======== FILAS DE DATOS

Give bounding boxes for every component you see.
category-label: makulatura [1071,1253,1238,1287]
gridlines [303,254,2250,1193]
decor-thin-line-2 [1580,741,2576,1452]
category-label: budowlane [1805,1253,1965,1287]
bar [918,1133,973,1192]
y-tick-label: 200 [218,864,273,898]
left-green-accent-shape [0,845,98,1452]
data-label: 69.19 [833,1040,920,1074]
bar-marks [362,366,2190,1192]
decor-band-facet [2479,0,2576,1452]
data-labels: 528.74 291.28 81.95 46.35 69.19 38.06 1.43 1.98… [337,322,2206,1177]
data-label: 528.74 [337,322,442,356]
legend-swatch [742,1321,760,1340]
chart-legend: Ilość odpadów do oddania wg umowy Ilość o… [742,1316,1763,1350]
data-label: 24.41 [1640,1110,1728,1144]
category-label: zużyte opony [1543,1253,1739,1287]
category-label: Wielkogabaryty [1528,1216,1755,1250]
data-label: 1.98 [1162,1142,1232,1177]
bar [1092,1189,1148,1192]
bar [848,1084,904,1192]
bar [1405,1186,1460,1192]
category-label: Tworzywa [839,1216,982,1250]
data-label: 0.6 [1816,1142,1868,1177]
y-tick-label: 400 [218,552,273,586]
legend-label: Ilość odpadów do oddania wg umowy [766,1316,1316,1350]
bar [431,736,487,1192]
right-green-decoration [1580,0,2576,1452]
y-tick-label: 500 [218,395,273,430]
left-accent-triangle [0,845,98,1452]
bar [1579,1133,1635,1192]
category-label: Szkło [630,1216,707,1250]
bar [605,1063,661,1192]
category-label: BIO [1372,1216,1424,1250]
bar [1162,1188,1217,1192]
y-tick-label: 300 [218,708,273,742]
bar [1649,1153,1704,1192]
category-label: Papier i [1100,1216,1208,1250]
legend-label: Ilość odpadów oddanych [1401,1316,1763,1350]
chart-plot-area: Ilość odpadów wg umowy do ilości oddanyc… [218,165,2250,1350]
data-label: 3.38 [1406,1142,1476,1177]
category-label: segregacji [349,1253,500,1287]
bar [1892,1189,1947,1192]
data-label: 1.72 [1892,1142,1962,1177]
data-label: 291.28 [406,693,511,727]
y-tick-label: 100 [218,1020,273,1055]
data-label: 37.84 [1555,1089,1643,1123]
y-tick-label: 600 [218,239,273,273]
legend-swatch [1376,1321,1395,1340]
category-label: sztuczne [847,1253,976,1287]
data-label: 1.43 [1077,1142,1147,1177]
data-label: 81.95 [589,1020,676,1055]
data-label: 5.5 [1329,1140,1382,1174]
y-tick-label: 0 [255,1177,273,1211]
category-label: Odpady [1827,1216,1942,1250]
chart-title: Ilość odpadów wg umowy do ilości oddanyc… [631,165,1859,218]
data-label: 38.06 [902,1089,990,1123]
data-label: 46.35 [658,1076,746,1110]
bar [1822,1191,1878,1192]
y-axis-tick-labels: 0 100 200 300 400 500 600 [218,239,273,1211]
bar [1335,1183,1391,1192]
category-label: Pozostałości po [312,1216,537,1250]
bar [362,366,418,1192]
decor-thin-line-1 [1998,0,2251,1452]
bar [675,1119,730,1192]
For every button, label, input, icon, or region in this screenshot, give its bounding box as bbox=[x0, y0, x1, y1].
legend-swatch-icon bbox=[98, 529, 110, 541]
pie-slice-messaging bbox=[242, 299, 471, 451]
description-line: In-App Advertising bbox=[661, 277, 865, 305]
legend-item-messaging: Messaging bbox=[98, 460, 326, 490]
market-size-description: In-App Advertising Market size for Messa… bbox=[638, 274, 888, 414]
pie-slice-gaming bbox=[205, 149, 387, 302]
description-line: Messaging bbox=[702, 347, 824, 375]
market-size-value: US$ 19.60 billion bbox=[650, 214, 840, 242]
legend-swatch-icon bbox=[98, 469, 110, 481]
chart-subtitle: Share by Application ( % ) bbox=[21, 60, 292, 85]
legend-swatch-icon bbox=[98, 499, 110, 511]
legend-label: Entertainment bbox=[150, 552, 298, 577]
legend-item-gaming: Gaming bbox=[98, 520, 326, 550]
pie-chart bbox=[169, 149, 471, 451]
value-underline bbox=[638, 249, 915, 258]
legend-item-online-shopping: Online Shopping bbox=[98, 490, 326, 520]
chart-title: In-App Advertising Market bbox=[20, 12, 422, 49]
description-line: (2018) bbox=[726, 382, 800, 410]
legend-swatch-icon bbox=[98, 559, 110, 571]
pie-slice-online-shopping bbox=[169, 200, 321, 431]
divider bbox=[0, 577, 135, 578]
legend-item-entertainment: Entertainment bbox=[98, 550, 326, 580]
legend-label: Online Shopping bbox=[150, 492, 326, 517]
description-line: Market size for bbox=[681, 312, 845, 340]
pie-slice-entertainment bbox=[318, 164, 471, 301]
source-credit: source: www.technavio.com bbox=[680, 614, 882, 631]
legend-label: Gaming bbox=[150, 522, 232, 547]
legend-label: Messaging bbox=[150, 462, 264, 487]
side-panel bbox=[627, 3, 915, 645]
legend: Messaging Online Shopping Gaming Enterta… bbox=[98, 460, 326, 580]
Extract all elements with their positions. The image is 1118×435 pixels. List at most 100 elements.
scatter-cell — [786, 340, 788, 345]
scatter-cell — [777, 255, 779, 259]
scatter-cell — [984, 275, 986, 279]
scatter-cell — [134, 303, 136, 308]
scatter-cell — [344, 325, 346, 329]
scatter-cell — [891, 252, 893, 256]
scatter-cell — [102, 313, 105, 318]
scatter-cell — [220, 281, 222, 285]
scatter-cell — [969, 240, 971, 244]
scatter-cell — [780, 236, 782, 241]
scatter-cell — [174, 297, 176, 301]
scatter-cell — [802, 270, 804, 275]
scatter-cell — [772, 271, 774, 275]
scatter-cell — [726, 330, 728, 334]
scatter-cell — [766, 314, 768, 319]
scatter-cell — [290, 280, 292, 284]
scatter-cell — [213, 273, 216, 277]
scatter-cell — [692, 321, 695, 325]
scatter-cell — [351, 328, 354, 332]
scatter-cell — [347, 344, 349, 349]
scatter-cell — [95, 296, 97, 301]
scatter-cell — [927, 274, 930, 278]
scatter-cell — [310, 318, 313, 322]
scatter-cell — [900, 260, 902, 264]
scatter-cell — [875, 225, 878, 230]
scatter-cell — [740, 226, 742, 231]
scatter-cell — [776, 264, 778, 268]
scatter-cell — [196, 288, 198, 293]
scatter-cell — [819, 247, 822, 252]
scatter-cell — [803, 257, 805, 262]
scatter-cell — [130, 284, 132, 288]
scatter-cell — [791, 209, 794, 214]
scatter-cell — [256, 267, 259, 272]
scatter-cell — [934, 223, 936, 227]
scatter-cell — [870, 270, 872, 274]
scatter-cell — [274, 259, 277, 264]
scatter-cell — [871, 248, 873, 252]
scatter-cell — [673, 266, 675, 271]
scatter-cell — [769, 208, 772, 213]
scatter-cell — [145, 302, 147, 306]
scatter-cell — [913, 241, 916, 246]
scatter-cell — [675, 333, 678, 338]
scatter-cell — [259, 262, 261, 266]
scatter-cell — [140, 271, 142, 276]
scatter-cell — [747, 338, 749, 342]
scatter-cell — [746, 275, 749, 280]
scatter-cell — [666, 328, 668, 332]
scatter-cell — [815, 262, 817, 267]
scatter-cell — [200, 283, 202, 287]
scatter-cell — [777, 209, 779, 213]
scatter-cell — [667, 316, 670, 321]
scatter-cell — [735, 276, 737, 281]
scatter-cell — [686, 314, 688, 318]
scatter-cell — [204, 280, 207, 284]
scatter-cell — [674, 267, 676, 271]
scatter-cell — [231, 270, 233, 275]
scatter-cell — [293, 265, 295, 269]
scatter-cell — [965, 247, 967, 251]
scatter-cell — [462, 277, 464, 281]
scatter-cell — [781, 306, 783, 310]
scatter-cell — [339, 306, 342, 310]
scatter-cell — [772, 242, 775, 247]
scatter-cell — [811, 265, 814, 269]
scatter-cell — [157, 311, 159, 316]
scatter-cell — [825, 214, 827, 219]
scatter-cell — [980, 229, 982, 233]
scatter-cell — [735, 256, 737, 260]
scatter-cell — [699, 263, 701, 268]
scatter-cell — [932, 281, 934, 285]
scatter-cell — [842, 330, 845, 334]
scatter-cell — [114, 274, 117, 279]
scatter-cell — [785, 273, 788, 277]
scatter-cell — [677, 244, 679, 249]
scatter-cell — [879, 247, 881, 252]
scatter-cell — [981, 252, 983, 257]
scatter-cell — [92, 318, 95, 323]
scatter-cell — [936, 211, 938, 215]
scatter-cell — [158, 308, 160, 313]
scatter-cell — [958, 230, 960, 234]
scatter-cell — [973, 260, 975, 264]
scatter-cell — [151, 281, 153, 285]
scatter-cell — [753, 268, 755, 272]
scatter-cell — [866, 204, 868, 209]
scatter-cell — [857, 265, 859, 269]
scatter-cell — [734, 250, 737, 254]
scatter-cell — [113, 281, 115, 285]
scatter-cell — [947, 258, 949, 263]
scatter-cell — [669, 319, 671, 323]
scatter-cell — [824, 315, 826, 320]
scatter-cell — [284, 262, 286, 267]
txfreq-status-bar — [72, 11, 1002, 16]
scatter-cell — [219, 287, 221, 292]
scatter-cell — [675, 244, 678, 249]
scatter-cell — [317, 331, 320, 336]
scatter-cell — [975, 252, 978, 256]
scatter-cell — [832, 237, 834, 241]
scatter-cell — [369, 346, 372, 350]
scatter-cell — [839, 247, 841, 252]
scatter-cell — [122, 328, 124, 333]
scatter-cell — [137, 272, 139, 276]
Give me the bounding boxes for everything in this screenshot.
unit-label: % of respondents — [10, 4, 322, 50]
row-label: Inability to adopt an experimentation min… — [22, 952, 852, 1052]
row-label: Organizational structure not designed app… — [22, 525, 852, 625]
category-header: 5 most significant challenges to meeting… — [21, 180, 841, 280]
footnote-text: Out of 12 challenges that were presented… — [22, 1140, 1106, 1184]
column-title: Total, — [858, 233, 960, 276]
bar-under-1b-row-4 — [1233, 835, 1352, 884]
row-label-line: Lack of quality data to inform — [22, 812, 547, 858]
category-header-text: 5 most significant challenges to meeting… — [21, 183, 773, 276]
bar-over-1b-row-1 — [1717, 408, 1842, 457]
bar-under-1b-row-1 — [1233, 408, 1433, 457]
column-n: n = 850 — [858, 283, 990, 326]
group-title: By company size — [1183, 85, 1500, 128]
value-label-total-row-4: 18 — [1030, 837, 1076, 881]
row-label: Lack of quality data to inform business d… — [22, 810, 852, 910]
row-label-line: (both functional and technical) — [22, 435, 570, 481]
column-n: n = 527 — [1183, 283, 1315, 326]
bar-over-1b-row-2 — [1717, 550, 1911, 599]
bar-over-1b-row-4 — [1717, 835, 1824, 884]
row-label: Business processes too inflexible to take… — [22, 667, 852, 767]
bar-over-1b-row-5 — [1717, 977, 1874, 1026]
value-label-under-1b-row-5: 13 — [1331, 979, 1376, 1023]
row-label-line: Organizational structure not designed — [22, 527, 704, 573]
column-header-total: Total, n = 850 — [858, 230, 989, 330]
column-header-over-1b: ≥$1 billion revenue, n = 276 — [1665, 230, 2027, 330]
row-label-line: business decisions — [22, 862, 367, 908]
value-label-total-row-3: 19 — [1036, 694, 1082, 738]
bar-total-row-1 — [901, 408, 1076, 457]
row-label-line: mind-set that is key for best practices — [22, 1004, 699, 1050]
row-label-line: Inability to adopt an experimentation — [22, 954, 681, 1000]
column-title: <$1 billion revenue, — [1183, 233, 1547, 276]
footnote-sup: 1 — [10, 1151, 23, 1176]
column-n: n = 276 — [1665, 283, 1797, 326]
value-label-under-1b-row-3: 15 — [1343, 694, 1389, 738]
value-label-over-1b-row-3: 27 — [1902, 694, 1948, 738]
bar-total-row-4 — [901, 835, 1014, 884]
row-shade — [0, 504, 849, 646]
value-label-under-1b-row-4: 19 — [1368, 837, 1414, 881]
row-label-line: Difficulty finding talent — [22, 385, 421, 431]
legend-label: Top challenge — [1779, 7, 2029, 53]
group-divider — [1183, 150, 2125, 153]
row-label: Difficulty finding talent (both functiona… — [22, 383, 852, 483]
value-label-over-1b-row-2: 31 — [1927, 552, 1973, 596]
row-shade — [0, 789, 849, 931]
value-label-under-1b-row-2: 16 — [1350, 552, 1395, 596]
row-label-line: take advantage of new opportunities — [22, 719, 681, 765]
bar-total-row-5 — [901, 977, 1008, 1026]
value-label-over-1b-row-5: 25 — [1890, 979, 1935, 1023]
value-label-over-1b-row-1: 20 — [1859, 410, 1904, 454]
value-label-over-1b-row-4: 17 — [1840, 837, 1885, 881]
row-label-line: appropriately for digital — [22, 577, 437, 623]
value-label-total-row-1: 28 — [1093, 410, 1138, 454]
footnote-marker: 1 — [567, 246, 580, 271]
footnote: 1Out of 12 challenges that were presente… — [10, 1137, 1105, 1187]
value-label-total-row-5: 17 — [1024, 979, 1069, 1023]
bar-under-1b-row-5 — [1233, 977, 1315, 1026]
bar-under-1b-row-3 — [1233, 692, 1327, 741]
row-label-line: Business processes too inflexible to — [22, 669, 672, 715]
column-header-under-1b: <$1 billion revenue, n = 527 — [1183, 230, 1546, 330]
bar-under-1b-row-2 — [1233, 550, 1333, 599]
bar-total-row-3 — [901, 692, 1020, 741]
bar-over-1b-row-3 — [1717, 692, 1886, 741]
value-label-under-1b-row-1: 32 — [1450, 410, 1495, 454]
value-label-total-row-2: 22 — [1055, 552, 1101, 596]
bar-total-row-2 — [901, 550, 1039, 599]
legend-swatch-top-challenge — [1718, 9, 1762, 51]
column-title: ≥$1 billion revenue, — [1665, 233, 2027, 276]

================

TAREA BREVE ▸ Pasa a una lista numerada el tramo que va desde el inicio de los datos hasta la línea que contiene "data-labels: 528.74 291.28", ambos extremos incluidos. Omite las líneas en blanco.

LA SOLUCIÓN ▸
1. Give bounding boxes for every component you see.
2. category-label: makulatura [1071,1253,1238,1287]
3. gridlines [303,254,2250,1193]
4. decor-thin-line-2 [1580,741,2576,1452]
5. category-label: budowlane [1805,1253,1965,1287]
6. bar [918,1133,973,1192]
7. y-tick-label: 200 [218,864,273,898]
8. left-green-accent-shape [0,845,98,1452]
9. data-label: 69.19 [833,1040,920,1074]
10. bar-marks [362,366,2190,1192]
11. decor-band-facet [2479,0,2576,1452]
12. data-labels: 528.74 291.28 81.95 46.35 69.19 38.06 1.43 1.98… [337,322,2206,1177]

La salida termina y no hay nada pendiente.